PROBLEM
For each line that holds "alongside", copy the line out.

DATASET RECORDS
begin
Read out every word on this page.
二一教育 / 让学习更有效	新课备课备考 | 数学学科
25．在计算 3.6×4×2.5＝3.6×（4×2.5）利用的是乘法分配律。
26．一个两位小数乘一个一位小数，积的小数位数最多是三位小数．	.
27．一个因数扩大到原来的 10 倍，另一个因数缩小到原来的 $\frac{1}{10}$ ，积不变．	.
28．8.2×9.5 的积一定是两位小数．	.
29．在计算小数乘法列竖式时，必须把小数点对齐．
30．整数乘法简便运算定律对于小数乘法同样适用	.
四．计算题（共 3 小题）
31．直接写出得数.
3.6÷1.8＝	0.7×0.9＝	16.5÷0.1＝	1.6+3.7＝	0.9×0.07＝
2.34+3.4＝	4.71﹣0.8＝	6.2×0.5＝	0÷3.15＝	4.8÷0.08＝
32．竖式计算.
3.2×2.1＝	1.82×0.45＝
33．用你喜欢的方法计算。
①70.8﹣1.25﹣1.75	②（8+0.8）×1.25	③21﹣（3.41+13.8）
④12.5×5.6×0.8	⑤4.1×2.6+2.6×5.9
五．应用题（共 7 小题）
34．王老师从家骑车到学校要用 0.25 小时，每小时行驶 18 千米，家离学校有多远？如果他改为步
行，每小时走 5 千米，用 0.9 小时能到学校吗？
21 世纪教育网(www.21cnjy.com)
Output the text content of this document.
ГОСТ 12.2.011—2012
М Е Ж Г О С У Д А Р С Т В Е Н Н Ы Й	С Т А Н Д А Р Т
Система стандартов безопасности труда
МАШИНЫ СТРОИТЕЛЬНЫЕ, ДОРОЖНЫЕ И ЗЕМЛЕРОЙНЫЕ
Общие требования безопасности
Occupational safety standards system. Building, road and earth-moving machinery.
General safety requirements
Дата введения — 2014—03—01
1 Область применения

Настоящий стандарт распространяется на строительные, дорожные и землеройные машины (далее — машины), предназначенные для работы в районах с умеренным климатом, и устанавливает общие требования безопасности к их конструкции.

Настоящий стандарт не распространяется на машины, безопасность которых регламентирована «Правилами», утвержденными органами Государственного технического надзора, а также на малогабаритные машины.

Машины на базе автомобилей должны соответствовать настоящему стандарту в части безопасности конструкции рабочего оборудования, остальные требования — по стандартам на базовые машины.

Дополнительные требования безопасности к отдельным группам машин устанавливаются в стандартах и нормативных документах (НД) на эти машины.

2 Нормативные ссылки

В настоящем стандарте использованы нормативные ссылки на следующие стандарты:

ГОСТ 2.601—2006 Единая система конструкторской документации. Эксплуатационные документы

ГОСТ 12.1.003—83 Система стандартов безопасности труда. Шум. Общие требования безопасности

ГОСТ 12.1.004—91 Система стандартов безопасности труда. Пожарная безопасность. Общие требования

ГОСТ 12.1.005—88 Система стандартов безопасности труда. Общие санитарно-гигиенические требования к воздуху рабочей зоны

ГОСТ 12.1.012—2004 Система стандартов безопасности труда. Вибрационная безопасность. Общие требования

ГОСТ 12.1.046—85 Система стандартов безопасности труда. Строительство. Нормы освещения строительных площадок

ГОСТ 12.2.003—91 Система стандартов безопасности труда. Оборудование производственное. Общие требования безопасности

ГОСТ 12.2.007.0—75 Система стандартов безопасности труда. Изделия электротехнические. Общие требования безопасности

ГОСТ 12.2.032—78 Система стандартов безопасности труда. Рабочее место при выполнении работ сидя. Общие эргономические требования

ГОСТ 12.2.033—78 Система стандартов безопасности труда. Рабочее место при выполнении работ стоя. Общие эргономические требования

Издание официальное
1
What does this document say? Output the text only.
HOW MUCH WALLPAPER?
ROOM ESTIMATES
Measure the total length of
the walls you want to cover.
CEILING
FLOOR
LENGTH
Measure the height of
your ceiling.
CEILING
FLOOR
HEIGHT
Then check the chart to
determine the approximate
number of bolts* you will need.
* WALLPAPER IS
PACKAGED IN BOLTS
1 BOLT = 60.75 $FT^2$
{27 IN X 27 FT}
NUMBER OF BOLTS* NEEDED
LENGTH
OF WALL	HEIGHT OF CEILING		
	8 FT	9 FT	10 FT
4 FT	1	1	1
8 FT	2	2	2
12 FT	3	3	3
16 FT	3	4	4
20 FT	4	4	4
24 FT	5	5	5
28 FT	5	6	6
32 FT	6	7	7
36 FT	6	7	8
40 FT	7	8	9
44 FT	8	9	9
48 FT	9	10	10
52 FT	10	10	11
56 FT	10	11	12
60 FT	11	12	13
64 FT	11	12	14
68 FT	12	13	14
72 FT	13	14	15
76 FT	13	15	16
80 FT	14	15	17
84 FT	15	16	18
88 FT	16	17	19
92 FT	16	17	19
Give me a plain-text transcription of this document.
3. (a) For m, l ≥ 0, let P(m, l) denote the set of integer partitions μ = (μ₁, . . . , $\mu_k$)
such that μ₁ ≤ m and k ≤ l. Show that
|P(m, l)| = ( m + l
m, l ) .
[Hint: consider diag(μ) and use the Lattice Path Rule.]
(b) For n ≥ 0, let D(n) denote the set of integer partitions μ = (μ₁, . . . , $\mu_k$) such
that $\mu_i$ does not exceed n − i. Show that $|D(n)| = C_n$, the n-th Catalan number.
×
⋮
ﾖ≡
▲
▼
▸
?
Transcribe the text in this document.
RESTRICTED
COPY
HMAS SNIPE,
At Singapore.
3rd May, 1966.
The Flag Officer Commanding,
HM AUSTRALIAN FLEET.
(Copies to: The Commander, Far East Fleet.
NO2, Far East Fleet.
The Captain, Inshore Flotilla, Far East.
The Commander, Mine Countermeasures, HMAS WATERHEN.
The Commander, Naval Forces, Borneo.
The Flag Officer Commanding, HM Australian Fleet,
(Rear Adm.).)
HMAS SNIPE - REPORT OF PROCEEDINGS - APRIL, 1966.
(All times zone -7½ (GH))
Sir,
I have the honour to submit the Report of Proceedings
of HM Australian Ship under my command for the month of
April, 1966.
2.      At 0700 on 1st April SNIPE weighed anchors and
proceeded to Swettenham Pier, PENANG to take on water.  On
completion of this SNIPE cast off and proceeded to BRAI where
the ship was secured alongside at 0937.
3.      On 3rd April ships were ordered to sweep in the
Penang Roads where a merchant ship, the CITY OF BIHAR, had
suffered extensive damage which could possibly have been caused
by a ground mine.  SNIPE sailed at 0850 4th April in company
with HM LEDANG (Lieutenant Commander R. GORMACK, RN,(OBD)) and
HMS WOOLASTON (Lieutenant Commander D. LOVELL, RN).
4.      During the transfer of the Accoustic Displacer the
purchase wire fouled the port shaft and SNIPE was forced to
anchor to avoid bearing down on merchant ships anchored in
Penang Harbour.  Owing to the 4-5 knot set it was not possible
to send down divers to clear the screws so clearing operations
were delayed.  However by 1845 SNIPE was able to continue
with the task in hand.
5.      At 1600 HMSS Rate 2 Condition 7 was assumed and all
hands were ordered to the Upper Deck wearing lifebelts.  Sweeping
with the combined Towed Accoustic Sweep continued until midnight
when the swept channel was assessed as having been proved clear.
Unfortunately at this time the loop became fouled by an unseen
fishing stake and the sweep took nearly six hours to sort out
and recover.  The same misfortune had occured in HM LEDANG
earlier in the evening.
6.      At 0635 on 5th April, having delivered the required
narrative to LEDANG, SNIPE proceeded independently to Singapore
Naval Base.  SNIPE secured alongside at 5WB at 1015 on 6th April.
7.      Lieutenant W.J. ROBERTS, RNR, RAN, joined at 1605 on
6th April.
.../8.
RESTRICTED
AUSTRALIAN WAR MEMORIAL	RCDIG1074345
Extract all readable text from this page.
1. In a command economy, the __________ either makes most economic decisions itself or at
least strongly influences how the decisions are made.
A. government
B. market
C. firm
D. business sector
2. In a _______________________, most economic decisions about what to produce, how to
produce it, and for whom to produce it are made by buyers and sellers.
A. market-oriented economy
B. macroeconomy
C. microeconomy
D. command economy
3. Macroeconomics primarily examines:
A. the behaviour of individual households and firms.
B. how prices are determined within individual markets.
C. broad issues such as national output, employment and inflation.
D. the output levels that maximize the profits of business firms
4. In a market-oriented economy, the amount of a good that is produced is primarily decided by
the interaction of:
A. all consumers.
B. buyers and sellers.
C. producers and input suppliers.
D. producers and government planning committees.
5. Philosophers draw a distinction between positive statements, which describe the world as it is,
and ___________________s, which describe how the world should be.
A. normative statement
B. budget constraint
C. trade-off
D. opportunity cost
end
REPLY
the ship was secured alongside at 0937.
Naval Base.  SNIPE secured alongside at 5WB at 1015 on 6th April.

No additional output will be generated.